◆ **Given task**:
All of the material below is to be returned exactly.

***** Given records *****

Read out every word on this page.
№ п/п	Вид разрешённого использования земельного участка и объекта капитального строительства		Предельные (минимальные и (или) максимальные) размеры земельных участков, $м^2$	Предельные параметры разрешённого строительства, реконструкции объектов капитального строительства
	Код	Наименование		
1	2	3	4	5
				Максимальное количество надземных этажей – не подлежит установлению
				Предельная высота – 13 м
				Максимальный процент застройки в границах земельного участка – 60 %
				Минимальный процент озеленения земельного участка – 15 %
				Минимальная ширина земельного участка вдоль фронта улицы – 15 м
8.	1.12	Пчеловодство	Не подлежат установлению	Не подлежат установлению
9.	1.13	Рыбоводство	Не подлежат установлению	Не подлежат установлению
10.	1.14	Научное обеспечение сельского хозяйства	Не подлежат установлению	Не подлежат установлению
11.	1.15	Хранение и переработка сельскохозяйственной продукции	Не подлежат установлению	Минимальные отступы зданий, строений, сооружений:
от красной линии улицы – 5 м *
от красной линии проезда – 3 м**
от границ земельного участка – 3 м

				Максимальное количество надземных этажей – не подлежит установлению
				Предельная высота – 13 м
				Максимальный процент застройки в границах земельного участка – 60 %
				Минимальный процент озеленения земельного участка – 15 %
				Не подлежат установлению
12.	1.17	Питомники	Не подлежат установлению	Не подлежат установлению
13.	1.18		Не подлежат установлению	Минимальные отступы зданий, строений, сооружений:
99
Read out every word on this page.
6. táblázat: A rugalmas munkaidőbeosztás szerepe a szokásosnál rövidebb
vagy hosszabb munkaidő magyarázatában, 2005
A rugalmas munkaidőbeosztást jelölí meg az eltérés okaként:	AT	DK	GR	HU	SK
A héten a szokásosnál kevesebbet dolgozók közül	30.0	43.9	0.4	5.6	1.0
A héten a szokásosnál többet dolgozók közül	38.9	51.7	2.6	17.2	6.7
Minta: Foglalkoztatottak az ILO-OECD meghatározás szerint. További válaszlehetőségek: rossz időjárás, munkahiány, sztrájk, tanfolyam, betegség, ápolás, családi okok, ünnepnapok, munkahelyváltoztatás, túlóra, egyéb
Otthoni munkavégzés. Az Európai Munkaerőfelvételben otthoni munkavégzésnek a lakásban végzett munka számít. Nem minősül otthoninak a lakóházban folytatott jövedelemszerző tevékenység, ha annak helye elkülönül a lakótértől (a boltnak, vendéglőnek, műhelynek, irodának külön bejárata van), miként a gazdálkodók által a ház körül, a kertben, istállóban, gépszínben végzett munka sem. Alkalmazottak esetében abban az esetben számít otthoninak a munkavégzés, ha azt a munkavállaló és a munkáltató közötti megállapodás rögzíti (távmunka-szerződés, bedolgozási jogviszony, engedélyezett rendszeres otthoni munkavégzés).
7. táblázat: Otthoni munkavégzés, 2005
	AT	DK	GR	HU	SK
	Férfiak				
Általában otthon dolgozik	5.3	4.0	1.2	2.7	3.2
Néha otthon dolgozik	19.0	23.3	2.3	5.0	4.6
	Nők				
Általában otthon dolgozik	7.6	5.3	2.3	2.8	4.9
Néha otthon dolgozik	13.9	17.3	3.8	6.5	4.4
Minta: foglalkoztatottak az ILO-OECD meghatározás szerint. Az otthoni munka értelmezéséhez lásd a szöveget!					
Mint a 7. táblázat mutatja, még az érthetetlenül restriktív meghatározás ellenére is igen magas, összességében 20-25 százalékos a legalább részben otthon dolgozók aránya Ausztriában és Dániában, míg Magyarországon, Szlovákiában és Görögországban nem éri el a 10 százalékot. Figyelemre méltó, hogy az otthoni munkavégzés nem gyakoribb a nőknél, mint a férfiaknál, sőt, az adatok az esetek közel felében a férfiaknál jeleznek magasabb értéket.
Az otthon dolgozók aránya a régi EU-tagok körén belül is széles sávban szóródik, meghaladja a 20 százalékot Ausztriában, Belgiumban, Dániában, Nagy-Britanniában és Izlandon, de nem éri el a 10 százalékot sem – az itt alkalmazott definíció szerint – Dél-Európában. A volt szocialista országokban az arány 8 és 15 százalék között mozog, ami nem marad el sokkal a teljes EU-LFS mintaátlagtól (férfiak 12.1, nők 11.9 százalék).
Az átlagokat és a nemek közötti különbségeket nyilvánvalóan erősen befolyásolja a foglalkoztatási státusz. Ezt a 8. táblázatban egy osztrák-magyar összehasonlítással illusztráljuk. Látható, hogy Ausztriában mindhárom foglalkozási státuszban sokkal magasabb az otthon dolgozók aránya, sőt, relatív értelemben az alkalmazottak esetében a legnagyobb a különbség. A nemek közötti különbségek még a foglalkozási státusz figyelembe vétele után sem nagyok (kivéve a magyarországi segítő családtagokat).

*****

◆ **Exercise response**:
Read out every word on this page.
№ п/п	Вид разрешённого использования земельного участка и объекта капитального строительства		Предельные (минимальные и (или) максимальные) размеры земельных участков, $м^2$	Предельные параметры разрешённого строительства, реконструкции объектов капитального строительства
	Код	Наименование		
1	2	3	4	5
				Максимальное количество надземных этажей – не подлежит установлению
				Предельная высота – 13 м
				Максимальный процент застройки в границах земельного участка – 60 %
				Минимальный процент озеленения земельного участка – 15 %
				Минимальная ширина земельного участка вдоль фронта улицы – 15 м
8.	1.12	Пчеловодство	Не подлежат установлению	Не подлежат установлению
9.	1.13	Рыбоводство	Не подлежат установлению	Не подлежат установлению
10.	1.14	Научное обеспечение сельского хозяйства	Не подлежат установлению	Не подлежат установлению
11.	1.15	Хранение и переработка сельскохозяйственной продукции	Не подлежат установлению	Минимальные отступы зданий, строений, сооружений:
от красной линии улицы – 5 м *
от красной линии проезда – 3 м**
от границ земельного участка – 3 м

				Максимальное количество надземных этажей – не подлежит установлению
				Предельная высота – 13 м
				Максимальный процент застройки в границах земельного участка – 60 %
				Минимальный процент озеленения земельного участка – 15 %
				Не подлежат установлению
12.	1.17	Питомники	Не подлежат установлению	Не подлежат установлению
13.	1.18		Не подлежат установлению	Минимальные отступы зданий, строений, сооружений:
99
Read out every word on this page.
6. táblázat: A rugalmas munkaidőbeosztás szerepe a szokásosnál rövidebb
vagy hosszabb munkaidő magyarázatában, 2005
A rugalmas munkaidőbeosztást jelölí meg az eltérés okaként:	AT	DK	GR	HU	SK
A héten a szokásosnál kevesebbet dolgozók közül	30.0	43.9	0.4	5.6	1.0
A héten a szokásosnál többet dolgozók közül	38.9	51.7	2.6	17.2	6.7
Minta: Foglalkoztatottak az ILO-OECD meghatározás szerint. További válaszlehetőségek: rossz időjárás, munkahiány, sztrájk, tanfolyam, betegség, ápolás, családi okok, ünnepnapok, munkahelyváltoztatás, túlóra, egyéb
Otthoni munkavégzés. Az Európai Munkaerőfelvételben otthoni munkavégzésnek a lakásban végzett munka számít. Nem minősül otthoninak a lakóházban folytatott jövedelemszerző tevékenység, ha annak helye elkülönül a lakótértől (a boltnak, vendéglőnek, műhelynek, irodának külön bejárata van), miként a gazdálkodók által a ház körül, a kertben, istállóban, gépszínben végzett munka sem. Alkalmazottak esetében abban az esetben számít otthoninak a munkavégzés, ha azt a munkavállaló és a munkáltató közötti megállapodás rögzíti (távmunka-szerződés, bedolgozási jogviszony, engedélyezett rendszeres otthoni munkavégzés).
7. táblázat: Otthoni munkavégzés, 2005
	AT	DK	GR	HU	SK
	Férfiak				
Általában otthon dolgozik	5.3	4.0	1.2	2.7	3.2
Néha otthon dolgozik	19.0	23.3	2.3	5.0	4.6
	Nők				
Általában otthon dolgozik	7.6	5.3	2.3	2.8	4.9
Néha otthon dolgozik	13.9	17.3	3.8	6.5	4.4
Minta: foglalkoztatottak az ILO-OECD meghatározás szerint. Az otthoni munka értelmezéséhez lásd a szöveget!					
Mint a 7. táblázat mutatja, még az érthetetlenül restriktív meghatározás ellenére is igen magas, összességében 20-25 százalékos a legalább részben otthon dolgozók aránya Ausztriában és Dániában, míg Magyarországon, Szlovákiában és Görögországban nem éri el a 10 százalékot. Figyelemre méltó, hogy az otthoni munkavégzés nem gyakoribb a nőknél, mint a férfiaknál, sőt, az adatok az esetek közel felében a férfiaknál jeleznek magasabb értéket.
Az otthon dolgozók aránya a régi EU-tagok körén belül is széles sávban szóródik, meghaladja a 20 százalékot Ausztriában, Belgiumban, Dániában, Nagy-Britanniában és Izlandon, de nem éri el a 10 százalékot sem – az itt alkalmazott definíció szerint – Dél-Európában. A volt szocialista országokban az arány 8 és 15 százalék között mozog, ami nem marad el sokkal a teljes EU-LFS mintaátlagtól (férfiak 12.1, nők 11.9 százalék).
Az átlagokat és a nemek közötti különbségeket nyilvánvalóan erősen befolyásolja a foglalkoztatási státusz. Ezt a 8. táblázatban egy osztrák-magyar összehasonlítással illusztráljuk. Látható, hogy Ausztriában mindhárom foglalkozási státuszban sokkal magasabb az otthon dolgozók aránya, sőt, relatív értelemben az alkalmazottak esetében a legnagyobb a különbség. A nemek közötti különbségek még a foglalkozási státusz figyelembe vétele után sem nagyok (kivéve a magyarországi segítő családtagokat).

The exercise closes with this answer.